═════ DATA TO PROCESS ═════
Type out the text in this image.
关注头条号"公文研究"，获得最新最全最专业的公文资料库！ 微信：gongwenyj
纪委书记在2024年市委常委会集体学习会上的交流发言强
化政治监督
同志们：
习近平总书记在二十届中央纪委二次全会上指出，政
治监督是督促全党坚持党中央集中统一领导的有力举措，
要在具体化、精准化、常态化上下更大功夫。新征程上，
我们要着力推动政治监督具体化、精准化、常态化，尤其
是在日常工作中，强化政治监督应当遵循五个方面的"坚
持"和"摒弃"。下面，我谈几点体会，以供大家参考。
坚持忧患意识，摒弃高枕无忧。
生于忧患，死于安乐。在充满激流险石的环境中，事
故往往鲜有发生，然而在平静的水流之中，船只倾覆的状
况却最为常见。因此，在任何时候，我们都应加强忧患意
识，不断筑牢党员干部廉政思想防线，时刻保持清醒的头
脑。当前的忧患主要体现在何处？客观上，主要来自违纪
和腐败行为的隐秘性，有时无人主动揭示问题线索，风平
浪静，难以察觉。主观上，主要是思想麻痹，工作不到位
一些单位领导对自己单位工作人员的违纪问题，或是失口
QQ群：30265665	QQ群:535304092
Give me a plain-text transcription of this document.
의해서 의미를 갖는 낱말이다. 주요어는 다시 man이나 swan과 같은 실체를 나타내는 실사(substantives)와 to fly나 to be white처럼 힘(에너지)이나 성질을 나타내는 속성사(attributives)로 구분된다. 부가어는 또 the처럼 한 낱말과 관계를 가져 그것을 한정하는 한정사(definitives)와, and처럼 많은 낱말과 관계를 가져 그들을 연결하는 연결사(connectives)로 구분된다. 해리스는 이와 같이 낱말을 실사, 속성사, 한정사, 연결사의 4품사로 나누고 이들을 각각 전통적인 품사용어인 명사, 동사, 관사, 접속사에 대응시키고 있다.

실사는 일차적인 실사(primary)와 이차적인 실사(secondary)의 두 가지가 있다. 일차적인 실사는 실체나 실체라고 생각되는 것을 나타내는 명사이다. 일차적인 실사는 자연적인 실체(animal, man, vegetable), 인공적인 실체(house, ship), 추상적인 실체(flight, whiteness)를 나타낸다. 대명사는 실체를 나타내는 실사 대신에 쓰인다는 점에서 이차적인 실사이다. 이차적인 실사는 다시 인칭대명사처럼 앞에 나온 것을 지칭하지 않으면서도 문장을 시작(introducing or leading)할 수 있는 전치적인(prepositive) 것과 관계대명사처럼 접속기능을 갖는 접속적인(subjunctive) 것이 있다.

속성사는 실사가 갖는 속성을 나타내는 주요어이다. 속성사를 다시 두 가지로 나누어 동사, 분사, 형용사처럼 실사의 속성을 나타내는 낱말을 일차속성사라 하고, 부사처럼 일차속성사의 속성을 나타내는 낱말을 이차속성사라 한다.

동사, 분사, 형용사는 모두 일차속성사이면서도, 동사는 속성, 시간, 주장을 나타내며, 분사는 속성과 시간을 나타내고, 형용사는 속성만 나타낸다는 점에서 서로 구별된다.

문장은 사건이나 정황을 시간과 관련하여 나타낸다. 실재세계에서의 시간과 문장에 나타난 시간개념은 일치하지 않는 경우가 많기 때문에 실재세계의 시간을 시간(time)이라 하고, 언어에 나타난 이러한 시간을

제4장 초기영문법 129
═════
═════ DATA TO PROCESS ═════
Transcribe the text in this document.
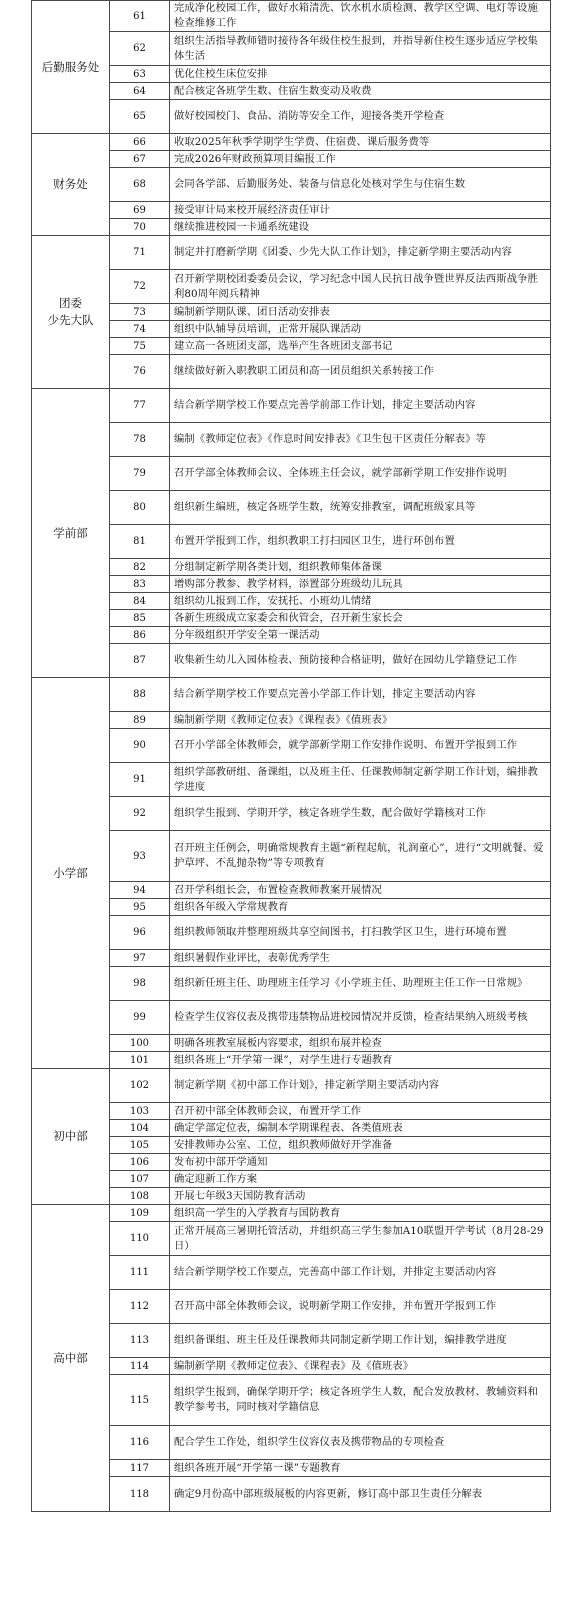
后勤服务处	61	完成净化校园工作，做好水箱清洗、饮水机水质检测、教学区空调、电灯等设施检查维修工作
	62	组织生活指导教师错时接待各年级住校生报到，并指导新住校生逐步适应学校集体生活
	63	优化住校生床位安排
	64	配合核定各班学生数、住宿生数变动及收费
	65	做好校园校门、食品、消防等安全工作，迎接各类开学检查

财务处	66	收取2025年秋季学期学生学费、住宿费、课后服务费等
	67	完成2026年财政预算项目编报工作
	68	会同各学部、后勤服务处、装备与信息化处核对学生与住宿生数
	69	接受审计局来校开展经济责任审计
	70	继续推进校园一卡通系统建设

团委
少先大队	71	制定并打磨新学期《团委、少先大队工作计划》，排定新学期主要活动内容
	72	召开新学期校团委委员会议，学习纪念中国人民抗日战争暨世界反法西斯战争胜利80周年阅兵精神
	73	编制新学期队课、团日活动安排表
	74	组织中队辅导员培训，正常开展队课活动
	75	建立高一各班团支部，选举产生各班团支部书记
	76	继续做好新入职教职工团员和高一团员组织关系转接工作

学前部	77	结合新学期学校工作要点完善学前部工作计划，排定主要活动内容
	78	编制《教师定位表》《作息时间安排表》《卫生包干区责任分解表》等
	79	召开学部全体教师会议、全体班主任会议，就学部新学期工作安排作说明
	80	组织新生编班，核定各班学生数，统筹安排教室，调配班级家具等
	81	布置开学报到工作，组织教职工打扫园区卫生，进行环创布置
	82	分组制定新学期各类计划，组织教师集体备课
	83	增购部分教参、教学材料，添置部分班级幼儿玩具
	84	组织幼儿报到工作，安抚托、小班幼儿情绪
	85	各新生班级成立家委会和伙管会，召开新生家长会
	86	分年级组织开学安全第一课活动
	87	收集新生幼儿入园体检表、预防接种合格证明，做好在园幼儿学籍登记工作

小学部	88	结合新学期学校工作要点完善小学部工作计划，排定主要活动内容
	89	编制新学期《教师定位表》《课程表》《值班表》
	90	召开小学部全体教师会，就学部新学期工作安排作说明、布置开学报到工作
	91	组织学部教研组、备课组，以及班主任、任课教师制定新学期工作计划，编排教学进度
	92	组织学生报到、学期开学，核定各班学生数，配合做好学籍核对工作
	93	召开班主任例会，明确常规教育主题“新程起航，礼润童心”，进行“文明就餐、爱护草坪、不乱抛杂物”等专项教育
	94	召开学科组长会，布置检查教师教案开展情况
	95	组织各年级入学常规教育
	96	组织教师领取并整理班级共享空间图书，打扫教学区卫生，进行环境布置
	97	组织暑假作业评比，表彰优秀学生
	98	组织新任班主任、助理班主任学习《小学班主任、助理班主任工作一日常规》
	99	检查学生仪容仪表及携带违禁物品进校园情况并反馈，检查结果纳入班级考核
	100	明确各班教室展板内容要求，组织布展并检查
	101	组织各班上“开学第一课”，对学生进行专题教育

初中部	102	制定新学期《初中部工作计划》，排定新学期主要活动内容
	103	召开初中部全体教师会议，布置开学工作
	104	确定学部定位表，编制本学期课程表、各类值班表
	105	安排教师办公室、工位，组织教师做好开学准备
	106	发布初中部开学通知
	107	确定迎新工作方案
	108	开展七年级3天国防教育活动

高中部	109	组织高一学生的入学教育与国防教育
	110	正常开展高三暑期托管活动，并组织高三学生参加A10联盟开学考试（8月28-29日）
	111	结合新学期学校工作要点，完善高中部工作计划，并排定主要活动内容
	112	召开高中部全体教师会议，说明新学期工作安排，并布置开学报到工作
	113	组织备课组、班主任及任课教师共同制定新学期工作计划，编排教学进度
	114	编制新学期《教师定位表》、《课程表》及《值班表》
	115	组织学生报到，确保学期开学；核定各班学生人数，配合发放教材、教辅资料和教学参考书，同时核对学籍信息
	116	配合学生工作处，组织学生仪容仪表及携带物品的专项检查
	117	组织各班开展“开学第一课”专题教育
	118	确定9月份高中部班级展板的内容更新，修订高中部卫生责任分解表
═════
═════ DATA TO PROCESS ═════
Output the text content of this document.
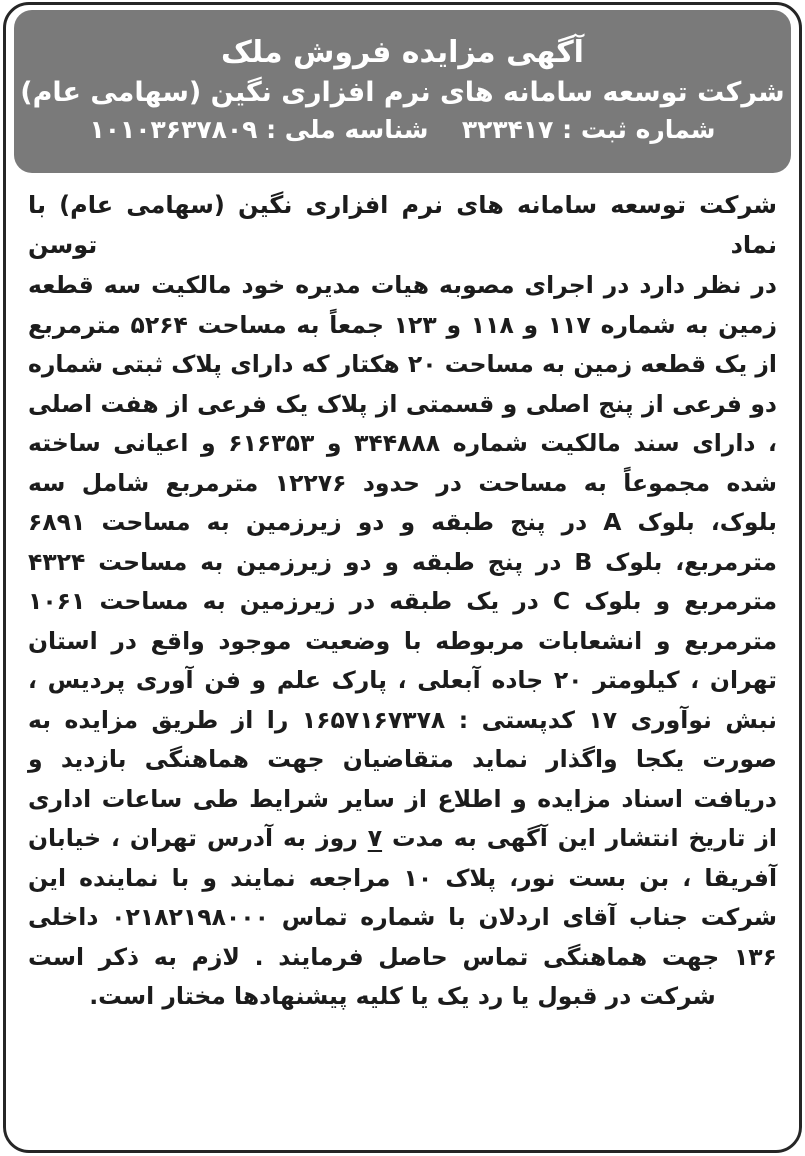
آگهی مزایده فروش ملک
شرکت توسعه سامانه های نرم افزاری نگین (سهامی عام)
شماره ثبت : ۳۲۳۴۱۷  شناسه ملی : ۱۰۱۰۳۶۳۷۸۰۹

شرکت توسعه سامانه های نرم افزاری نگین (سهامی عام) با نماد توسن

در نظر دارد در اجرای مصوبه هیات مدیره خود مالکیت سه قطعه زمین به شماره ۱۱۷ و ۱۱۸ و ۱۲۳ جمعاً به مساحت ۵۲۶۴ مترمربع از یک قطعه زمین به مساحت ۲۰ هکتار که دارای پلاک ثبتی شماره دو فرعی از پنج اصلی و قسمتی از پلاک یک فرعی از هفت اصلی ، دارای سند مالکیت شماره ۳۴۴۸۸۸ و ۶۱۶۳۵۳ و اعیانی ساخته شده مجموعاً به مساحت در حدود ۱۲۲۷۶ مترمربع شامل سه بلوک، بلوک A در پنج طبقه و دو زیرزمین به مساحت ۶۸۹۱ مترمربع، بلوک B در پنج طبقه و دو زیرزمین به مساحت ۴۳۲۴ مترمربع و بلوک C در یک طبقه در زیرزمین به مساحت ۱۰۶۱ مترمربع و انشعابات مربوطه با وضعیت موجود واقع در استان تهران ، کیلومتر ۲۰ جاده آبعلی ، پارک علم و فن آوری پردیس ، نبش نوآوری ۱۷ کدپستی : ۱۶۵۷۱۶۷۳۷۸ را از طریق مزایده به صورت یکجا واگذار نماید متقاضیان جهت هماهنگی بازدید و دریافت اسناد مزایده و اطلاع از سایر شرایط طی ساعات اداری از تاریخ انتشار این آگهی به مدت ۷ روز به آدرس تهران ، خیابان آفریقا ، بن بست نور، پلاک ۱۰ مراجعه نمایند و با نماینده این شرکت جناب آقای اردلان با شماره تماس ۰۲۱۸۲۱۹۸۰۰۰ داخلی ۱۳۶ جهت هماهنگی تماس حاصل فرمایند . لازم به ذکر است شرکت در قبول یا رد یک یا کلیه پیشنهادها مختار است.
═════
Pick out every line holding the string "document" and return it.

[REPLY TO THE EXERCISE]:
Give me a plain-text transcription of this document.
Transcribe the text in this document.
Output the text content of this document.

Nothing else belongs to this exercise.